Task to complete: Your task is to transcribe all of the records exactly and leave out the pictures.

Start

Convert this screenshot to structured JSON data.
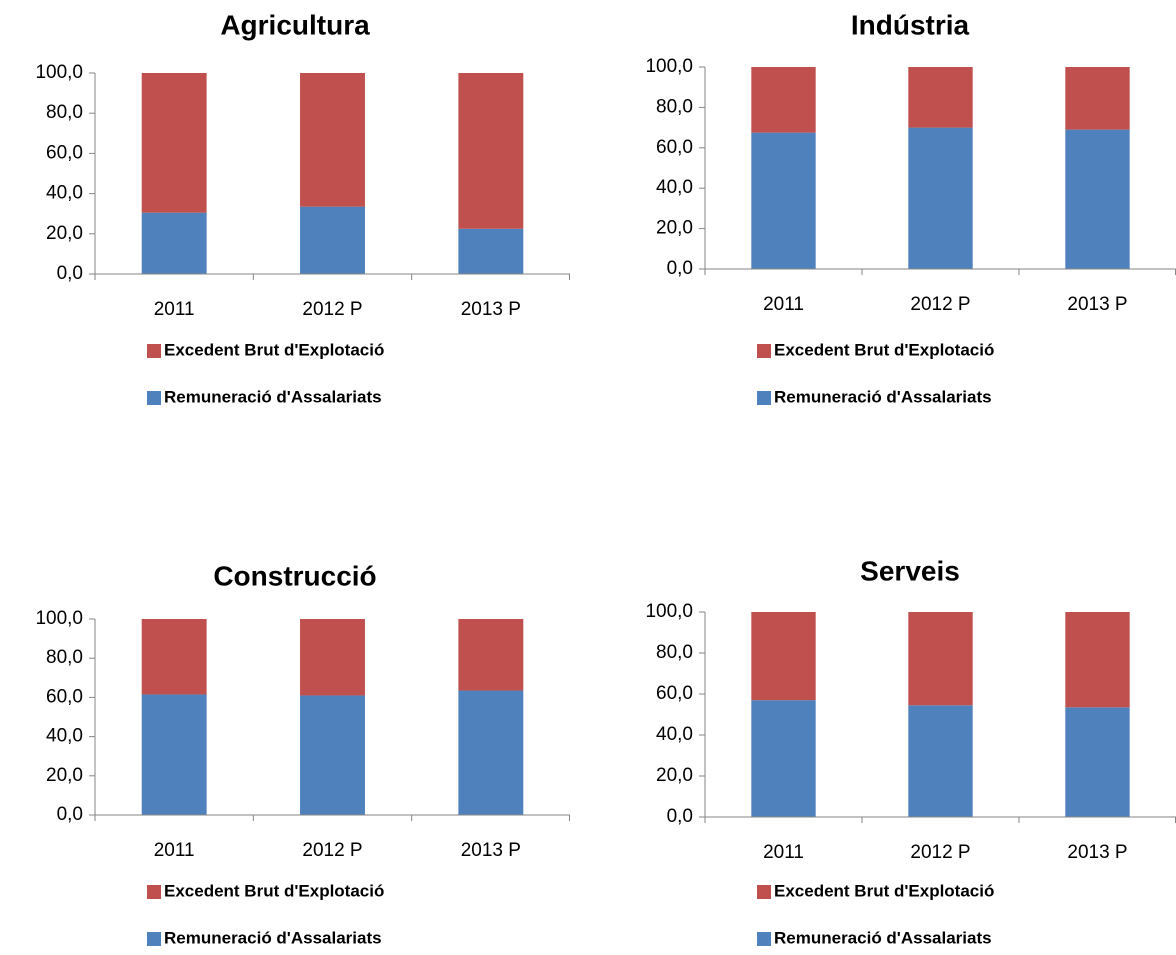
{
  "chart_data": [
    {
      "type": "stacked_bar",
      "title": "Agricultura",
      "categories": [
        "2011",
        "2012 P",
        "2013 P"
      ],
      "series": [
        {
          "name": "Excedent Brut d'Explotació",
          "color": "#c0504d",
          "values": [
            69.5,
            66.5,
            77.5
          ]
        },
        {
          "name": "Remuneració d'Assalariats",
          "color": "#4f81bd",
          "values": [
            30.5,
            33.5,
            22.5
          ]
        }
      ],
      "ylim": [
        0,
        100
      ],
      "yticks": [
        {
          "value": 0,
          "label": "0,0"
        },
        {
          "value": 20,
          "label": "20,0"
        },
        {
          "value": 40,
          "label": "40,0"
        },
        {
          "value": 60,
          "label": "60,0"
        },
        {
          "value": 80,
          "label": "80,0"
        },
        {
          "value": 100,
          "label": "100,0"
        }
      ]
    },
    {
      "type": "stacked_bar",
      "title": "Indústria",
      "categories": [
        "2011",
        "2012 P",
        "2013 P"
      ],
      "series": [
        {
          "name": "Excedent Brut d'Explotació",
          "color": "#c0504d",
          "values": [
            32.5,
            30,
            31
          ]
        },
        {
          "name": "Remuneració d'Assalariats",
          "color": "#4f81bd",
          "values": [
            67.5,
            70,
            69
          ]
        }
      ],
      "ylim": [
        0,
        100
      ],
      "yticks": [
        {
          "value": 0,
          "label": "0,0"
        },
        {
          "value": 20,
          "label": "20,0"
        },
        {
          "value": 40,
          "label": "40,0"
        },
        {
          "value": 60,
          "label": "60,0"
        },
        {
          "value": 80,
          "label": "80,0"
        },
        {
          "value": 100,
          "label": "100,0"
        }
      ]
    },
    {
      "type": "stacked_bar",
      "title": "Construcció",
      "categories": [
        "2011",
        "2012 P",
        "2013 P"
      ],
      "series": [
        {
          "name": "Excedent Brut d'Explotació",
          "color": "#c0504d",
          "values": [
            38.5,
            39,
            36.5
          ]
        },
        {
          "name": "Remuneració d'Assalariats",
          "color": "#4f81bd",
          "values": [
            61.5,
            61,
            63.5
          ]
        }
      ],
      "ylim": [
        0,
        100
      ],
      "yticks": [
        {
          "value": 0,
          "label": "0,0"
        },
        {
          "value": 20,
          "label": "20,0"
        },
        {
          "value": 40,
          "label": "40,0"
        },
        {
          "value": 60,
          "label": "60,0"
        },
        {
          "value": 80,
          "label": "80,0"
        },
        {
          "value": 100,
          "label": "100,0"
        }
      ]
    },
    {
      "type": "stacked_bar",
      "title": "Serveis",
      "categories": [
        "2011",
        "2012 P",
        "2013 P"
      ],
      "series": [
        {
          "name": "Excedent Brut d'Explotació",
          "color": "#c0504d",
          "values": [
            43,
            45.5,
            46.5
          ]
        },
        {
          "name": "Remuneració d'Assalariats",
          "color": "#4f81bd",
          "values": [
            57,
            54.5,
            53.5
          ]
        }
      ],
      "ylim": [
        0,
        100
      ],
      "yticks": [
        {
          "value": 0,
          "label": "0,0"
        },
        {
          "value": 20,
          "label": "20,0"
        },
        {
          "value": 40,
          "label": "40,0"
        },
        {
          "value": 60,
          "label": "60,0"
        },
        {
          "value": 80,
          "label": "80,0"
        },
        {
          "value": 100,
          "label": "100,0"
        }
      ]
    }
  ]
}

End

Worked solution:
Convert this screenshot to structured JSON data.
{
  "chart_data": [
    {
      "type": "stacked_bar",
      "title": "Agricultura",
      "categories": [
        "2011",
        "2012 P",
        "2013 P"
      ],
      "series": [
        {
          "name": "Excedent Brut d'Explotació",
          "color": "#c0504d",
          "values": [
            69.5,
            66.5,
            77.5
          ]
        },
        {
          "name": "Remuneració d'Assalariats",
          "color": "#4f81bd",
          "values": [
            30.5,
            33.5,
            22.5
          ]
        }
      ],
      "ylim": [
        0,
        100
      ],
      "yticks": [
        {
          "value": 0,
          "label": "0,0"
        },
        {
          "value": 20,
          "label": "20,0"
        },
        {
          "value": 40,
          "label": "40,0"
        },
        {
          "value": 60,
          "label": "60,0"
        },
        {
          "value": 80,
          "label": "80,0"
        },
        {
          "value": 100,
          "label": "100,0"
        }
      ]
    },
    {
      "type": "stacked_bar",
      "title": "Indústria",
      "categories": [
        "2011",
        "2012 P",
        "2013 P"
      ],
      "series": [
        {
          "name": "Excedent Brut d'Explotació",
          "color": "#c0504d",
          "values": [
            32.5,
            30,
            31
          ]
        },
        {
          "name": "Remuneració d'Assalariats",
          "color": "#4f81bd",
          "values": [
            67.5,
            70,
            69
          ]
        }
      ],
      "ylim": [
        0,
        100
      ],
      "yticks": [
        {
          "value": 0,
          "label": "0,0"
        },
        {
          "value": 20,
          "label": "20,0"
        },
        {
          "value": 40,
          "label": "40,0"
        },
        {
          "value": 60,
          "label": "60,0"
        },
        {
          "value": 80,
          "label": "80,0"
        },
        {
          "value": 100,
          "label": "100,0"
        }
      ]
    },
    {
      "type": "stacked_bar",
      "title": "Construcció",
      "categories": [
        "2011",
        "2012 P",
        "2013 P"
      ],
      "series": [
        {
          "name": "Excedent Brut d'Explotació",
          "color": "#c0504d",
          "values": [
            38.5,
            39,
            36.5
          ]
        },
        {
          "name": "Remuneració d'Assalariats",
          "color": "#4f81bd",
          "values": [
            61.5,
            61,
            63.5
          ]
        }
      ],
      "ylim": [
        0,
        100
      ],
      "yticks": [
        {
          "value": 0,
          "label": "0,0"
        },
        {
          "value": 20,
          "label": "20,0"
        },
        {
          "value": 40,
          "label": "40,0"
        },
        {
          "value": 60,
          "label": "60,0"
        },
        {
          "value": 80,
          "label": "80,0"
        },
        {
          "value": 100,
          "label": "100,0"
        }
      ]
    },
    {
      "type": "stacked_bar",
      "title": "Serveis",
      "categories": [
        "2011",
        "2012 P",
        "2013 P"
      ],
      "series": [
        {
          "name": "Excedent Brut d'Explotació",
          "color": "#c0504d",
          "values": [
            43,
            45.5,
            46.5
          ]
        },
        {
          "name": "Remuneració d'Assalariats",
          "color": "#4f81bd",
          "values": [
            57,
            54.5,
            53.5
          ]
        }
      ],
      "ylim": [
        0,
        100
      ],
      "yticks": [
        {
          "value": 0,
          "label": "0,0"
        },
        {
          "value": 20,
          "label": "20,0"
        },
        {
          "value": 40,
          "label": "40,0"
        },
        {
          "value": 60,
          "label": "60,0"
        },
        {
          "value": 80,
          "label": "80,0"
        },
        {
          "value": 100,
          "label": "100,0"
        }
      ]
    }
  ]
}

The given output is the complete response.